— EXERCISE DESCRIPTION —
Each record must be retyped in full. No character may differ.
+===+
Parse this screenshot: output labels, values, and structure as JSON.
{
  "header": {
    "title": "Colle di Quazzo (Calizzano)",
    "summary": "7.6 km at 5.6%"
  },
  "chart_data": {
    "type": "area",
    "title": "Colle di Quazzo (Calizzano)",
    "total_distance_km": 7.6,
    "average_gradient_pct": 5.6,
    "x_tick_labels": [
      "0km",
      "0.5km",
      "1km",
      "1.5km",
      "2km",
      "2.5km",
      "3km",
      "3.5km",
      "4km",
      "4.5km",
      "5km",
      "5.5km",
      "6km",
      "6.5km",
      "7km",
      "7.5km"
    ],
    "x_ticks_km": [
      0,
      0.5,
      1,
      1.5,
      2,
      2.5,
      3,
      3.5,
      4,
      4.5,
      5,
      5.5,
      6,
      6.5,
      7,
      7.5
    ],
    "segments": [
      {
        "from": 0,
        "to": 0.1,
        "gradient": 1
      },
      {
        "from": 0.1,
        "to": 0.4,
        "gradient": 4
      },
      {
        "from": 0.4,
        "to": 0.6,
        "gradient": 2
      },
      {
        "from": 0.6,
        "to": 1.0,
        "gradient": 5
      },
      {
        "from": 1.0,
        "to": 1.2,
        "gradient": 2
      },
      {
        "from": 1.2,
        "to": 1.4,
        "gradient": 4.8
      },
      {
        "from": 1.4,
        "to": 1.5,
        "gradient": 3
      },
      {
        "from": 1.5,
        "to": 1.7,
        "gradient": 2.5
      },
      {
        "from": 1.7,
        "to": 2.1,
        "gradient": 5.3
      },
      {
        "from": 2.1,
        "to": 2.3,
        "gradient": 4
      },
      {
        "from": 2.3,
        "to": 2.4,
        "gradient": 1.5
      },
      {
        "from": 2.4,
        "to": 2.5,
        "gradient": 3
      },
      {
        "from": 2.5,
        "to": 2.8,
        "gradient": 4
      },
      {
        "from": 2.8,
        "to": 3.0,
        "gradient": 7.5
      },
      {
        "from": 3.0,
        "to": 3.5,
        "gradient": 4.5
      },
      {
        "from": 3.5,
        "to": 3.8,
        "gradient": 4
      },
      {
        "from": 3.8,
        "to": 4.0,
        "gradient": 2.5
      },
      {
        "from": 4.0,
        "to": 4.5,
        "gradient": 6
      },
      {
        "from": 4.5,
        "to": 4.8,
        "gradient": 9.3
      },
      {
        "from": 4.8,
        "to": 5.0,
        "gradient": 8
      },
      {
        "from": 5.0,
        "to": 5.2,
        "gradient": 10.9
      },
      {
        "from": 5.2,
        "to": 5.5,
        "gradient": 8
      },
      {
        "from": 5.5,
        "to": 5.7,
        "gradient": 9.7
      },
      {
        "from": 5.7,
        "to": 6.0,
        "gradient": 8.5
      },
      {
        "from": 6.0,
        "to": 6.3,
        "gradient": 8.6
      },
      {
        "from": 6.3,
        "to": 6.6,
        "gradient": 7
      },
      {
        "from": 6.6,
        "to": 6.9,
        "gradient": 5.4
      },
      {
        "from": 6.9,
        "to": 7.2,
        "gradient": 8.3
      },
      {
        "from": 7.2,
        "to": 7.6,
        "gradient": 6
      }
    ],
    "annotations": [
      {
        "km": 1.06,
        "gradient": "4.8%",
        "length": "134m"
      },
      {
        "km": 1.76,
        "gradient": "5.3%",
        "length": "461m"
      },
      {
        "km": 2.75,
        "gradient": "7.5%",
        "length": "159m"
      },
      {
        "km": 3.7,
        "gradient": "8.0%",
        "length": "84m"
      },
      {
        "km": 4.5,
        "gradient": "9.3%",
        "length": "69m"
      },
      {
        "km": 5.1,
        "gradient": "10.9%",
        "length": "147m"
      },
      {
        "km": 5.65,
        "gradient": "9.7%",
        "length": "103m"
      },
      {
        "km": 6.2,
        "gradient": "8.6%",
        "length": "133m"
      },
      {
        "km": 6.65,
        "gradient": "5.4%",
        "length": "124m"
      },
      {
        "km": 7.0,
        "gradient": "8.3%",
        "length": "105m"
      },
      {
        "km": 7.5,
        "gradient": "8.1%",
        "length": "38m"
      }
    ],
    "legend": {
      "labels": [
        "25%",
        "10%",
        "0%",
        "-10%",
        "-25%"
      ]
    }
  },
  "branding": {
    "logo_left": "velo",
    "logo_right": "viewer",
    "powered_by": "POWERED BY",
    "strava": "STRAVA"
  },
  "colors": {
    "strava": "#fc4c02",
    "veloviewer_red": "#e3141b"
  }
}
+===+
— SOLUTION FOR THIS TASK —
Parse this screenshot: output labels, values, and structure as JSON.
{
  "header": {
    "title": "Colle di Quazzo (Calizzano)",
    "summary": "7.6 km at 5.6%"
  },
  "chart_data": {
    "type": "area",
    "title": "Colle di Quazzo (Calizzano)",
    "total_distance_km": 7.6,
    "average_gradient_pct": 5.6,
    "x_tick_labels": [
      "0km",
      "0.5km",
      "1km",
      "1.5km",
      "2km",
      "2.5km",
      "3km",
      "3.5km",
      "4km",
      "4.5km",
      "5km",
      "5.5km",
      "6km",
      "6.5km",
      "7km",
      "7.5km"
    ],
    "x_ticks_km": [
      0,
      0.5,
      1,
      1.5,
      2,
      2.5,
      3,
      3.5,
      4,
      4.5,
      5,
      5.5,
      6,
      6.5,
      7,
      7.5
    ],
    "segments": [
      {
        "from": 0,
        "to": 0.1,
        "gradient": 1
      },
      {
        "from": 0.1,
        "to": 0.4,
        "gradient": 4
      },
      {
        "from": 0.4,
        "to": 0.6,
        "gradient": 2
      },
      {
        "from": 0.6,
        "to": 1.0,
        "gradient": 5
      },
      {
        "from": 1.0,
        "to": 1.2,
        "gradient": 2
      },
      {
        "from": 1.2,
        "to": 1.4,
        "gradient": 4.8
      },
      {
        "from": 1.4,
        "to": 1.5,
        "gradient": 3
      },
      {
        "from": 1.5,
        "to": 1.7,
        "gradient": 2.5
      },
      {
        "from": 1.7,
        "to": 2.1,
        "gradient": 5.3
      },
      {
        "from": 2.1,
        "to": 2.3,
        "gradient": 4
      },
      {
        "from": 2.3,
        "to": 2.4,
        "gradient": 1.5
      },
      {
        "from": 2.4,
        "to": 2.5,
        "gradient": 3
      },
      {
        "from": 2.5,
        "to": 2.8,
        "gradient": 4
      },
      {
        "from": 2.8,
        "to": 3.0,
        "gradient": 7.5
      },
      {
        "from": 3.0,
        "to": 3.5,
        "gradient": 4.5
      },
      {
        "from": 3.5,
        "to": 3.8,
        "gradient": 4
      },
      {
        "from": 3.8,
        "to": 4.0,
        "gradient": 2.5
      },
      {
        "from": 4.0,
        "to": 4.5,
        "gradient": 6
      },
      {
        "from": 4.5,
        "to": 4.8,
        "gradient": 9.3
      },
      {
        "from": 4.8,
        "to": 5.0,
        "gradient": 8
      },
      {
        "from": 5.0,
        "to": 5.2,
        "gradient": 10.9
      },
      {
        "from": 5.2,
        "to": 5.5,
        "gradient": 8
      },
      {
        "from": 5.5,
        "to": 5.7,
        "gradient": 9.7
      },
      {
        "from": 5.7,
        "to": 6.0,
        "gradient": 8.5
      },
      {
        "from": 6.0,
        "to": 6.3,
        "gradient": 8.6
      },
      {
        "from": 6.3,
        "to": 6.6,
        "gradient": 7
      },
      {
        "from": 6.6,
        "to": 6.9,
        "gradient": 5.4
      },
      {
        "from": 6.9,
        "to": 7.2,
        "gradient": 8.3
      },
      {
        "from": 7.2,
        "to": 7.6,
        "gradient": 6
      }
    ],
    "annotations": [
      {
        "km": 1.06,
        "gradient": "4.8%",
        "length": "134m"
      },
      {
        "km": 1.76,
        "gradient": "5.3%",
        "length": "461m"
      },
      {
        "km": 2.75,
        "gradient": "7.5%",
        "length": "159m"
      },
      {
        "km": 3.7,
        "gradient": "8.0%",
        "length": "84m"
      },
      {
        "km": 4.5,
        "gradient": "9.3%",
        "length": "69m"
      },
      {
        "km": 5.1,
        "gradient": "10.9%",
        "length": "147m"
      },
      {
        "km": 5.65,
        "gradient": "9.7%",
        "length": "103m"
      },
      {
        "km": 6.2,
        "gradient": "8.6%",
        "length": "133m"
      },
      {
        "km": 6.65,
        "gradient": "5.4%",
        "length": "124m"
      },
      {
        "km": 7.0,
        "gradient": "8.3%",
        "length": "105m"
      },
      {
        "km": 7.5,
        "gradient": "8.1%",
        "length": "38m"
      }
    ],
    "legend": {
      "labels": [
        "25%",
        "10%",
        "0%",
        "-10%",
        "-25%"
      ]
    }
  },
  "branding": {
    "logo_left": "velo",
    "logo_right": "viewer",
    "powered_by": "POWERED BY",
    "strava": "STRAVA"
  },
  "colors": {
    "strava": "#fc4c02",
    "veloviewer_red": "#e3141b"
  }
}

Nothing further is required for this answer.